▶ **THE REQUEST**:
Convert the entries, from the first line through the line with "cell: 0.007 bbox=[676, 393, 795, 424]", into a Markdown table. Use two columns, Row (the row number) and Entry line (the line itself), and skip any blank lines.

▶ **GIVEN INFORMATION**:
((
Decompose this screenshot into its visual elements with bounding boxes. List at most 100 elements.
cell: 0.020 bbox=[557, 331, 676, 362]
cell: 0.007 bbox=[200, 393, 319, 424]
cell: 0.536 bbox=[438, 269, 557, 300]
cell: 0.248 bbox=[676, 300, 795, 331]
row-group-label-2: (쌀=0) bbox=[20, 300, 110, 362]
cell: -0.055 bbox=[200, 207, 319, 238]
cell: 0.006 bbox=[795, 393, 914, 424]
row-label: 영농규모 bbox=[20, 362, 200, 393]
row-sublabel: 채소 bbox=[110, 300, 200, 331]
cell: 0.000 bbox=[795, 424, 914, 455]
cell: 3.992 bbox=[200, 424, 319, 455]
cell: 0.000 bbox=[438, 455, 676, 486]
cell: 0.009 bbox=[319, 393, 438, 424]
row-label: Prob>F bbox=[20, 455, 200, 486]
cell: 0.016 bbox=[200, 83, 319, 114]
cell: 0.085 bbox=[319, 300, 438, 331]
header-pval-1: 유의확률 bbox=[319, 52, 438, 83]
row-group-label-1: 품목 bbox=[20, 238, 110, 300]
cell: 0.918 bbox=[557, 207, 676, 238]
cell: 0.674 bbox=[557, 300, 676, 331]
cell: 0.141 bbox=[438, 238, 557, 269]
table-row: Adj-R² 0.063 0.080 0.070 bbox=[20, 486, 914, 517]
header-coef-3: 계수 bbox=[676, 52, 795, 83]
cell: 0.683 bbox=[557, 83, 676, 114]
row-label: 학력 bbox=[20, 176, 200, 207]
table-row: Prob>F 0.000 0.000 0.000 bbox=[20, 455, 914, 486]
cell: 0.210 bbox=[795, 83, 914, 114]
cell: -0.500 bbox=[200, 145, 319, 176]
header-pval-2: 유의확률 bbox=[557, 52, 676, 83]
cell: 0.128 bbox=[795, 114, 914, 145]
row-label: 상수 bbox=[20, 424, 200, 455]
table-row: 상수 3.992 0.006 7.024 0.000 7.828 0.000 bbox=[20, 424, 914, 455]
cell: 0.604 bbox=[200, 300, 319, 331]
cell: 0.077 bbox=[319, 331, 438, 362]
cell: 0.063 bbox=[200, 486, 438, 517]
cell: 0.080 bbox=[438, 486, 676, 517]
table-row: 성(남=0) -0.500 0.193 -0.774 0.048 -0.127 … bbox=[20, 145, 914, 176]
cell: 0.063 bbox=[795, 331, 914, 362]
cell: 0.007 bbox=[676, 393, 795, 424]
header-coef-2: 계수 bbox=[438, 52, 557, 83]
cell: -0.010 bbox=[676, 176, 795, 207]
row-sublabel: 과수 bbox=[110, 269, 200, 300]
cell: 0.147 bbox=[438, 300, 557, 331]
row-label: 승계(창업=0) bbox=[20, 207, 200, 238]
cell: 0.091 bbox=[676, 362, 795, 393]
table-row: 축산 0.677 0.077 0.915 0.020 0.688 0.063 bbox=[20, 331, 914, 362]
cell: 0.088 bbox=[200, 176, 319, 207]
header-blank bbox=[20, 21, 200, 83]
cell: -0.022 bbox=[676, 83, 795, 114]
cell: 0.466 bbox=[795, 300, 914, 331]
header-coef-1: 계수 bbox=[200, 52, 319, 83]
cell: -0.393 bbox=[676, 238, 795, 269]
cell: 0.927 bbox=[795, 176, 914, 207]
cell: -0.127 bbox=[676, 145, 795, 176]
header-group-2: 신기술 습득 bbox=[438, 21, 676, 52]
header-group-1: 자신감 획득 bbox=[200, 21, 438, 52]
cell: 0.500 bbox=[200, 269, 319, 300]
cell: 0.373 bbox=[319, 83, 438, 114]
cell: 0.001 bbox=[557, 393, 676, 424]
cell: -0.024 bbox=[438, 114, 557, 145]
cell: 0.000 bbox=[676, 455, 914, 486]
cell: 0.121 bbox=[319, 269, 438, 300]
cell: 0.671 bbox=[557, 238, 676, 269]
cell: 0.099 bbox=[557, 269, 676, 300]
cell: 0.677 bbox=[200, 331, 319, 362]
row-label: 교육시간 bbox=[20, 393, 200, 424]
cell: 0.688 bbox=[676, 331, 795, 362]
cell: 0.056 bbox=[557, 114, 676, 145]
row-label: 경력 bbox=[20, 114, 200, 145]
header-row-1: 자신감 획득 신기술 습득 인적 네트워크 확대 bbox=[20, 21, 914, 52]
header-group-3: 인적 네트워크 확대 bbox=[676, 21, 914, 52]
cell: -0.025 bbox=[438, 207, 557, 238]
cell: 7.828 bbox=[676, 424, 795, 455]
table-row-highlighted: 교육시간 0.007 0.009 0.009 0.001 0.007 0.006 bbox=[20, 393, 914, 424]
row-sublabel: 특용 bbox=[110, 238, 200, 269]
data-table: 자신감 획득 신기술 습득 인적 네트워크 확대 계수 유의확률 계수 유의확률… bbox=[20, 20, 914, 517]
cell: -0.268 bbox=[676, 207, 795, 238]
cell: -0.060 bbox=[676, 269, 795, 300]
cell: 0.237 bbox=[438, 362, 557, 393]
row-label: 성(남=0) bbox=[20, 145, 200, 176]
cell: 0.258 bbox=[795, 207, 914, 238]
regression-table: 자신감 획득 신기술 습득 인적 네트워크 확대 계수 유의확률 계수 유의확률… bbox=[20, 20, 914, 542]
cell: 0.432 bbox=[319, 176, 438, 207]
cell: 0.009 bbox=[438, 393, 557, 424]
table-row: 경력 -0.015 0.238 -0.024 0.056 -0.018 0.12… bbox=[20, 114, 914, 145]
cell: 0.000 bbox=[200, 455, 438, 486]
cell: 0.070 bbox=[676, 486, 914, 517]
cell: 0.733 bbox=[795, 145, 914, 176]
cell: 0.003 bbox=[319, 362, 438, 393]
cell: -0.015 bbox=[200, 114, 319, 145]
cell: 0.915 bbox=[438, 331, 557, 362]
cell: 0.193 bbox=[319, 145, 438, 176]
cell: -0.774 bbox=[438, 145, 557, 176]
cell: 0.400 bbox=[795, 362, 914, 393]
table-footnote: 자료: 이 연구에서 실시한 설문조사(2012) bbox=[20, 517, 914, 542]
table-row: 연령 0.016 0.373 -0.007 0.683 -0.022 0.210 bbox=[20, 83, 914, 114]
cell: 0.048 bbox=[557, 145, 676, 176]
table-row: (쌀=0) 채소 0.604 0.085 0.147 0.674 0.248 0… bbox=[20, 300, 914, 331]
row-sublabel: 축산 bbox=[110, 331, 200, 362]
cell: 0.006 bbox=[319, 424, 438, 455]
))
▶ **SOLUTION**:
| Row | Entry line |
|---|---|
| 1 | Decompose this screenshot into its visual elements with bounding boxes. List at most 100 elements. |
| 2 | cell: 0.020 bbox=[557, 331, 676, 362] |
| 3 | cell: 0.007 bbox=[200, 393, 319, 424] |
| 4 | cell: 0.536 bbox=[438, 269, 557, 300] |
| 5 | cell: 0.248 bbox=[676, 300, 795, 331] |
| 6 | row-group-label-2: (쌀=0) bbox=[20, 300, 110, 362] |
| 7 | cell: -0.055 bbox=[200, 207, 319, 238] |
| 8 | cell: 0.006 bbox=[795, 393, 914, 424] |
| 9 | row-label: 영농규모 bbox=[20, 362, 200, 393] |
| 10 | row-sublabel: 채소 bbox=[110, 300, 200, 331] |
| 11 | cell: 0.000 bbox=[795, 424, 914, 455] |
| 12 | cell: 3.992 bbox=[200, 424, 319, 455] |
| 13 | cell: 0.000 bbox=[438, 455, 676, 486] |
| 14 | cell: 0.009 bbox=[319, 393, 438, 424] |
| 15 | row-label: Prob>F bbox=[20, 455, 200, 486] |
| 16 | cell: 0.016 bbox=[200, 83, 319, 114] |
| 17 | cell: 0.085 bbox=[319, 300, 438, 331] |
| 18 | header-pval-1: 유의확률 bbox=[319, 52, 438, 83] |
| 19 | row-group-label-1: 품목 bbox=[20, 238, 110, 300] |
| 20 | cell: 0.918 bbox=[557, 207, 676, 238] |
| 21 | cell: 0.674 bbox=[557, 300, 676, 331] |
| 22 | cell: 0.141 bbox=[438, 238, 557, 269] |
| 23 | table-row: Adj-R² 0.063 0.080 0.070 bbox=[20, 486, 914, 517] |
| 24 | header-coef-3: 계수 bbox=[676, 52, 795, 83] |
| 25 | cell: 0.683 bbox=[557, 83, 676, 114] |
| 26 | row-label: 학력 bbox=[20, 176, 200, 207] |
| 27 | table-row: Prob>F 0.000 0.000 0.000 bbox=[20, 455, 914, 486] |
| 28 | cell: 0.210 bbox=[795, 83, 914, 114] |
| 29 | cell: -0.500 bbox=[200, 145, 319, 176] |
| 30 | header-pval-2: 유의확률 bbox=[557, 52, 676, 83] |
| 31 | cell: 0.128 bbox=[795, 114, 914, 145] |
| 32 | row-label: 상수 bbox=[20, 424, 200, 455] |
| 33 | table-row: 상수 3.992 0.006 7.024 0.000 7.828 0.000 bbox=[20, 424, 914, 455] |
| 34 | cell: 0.604 bbox=[200, 300, 319, 331] |
| 35 | cell: 0.077 bbox=[319, 331, 438, 362] |
| 36 | cell: 0.063 bbox=[200, 486, 438, 517] |
| 37 | cell: 0.080 bbox=[438, 486, 676, 517] |
| 38 | table-row: 성(남=0) -0.500 0.193 -0.774 0.048 -0.127 … bbox=[20, 145, 914, 176] |
| 39 | cell: 0.063 bbox=[795, 331, 914, 362] |
| 40 | cell: 0.007 bbox=[676, 393, 795, 424] |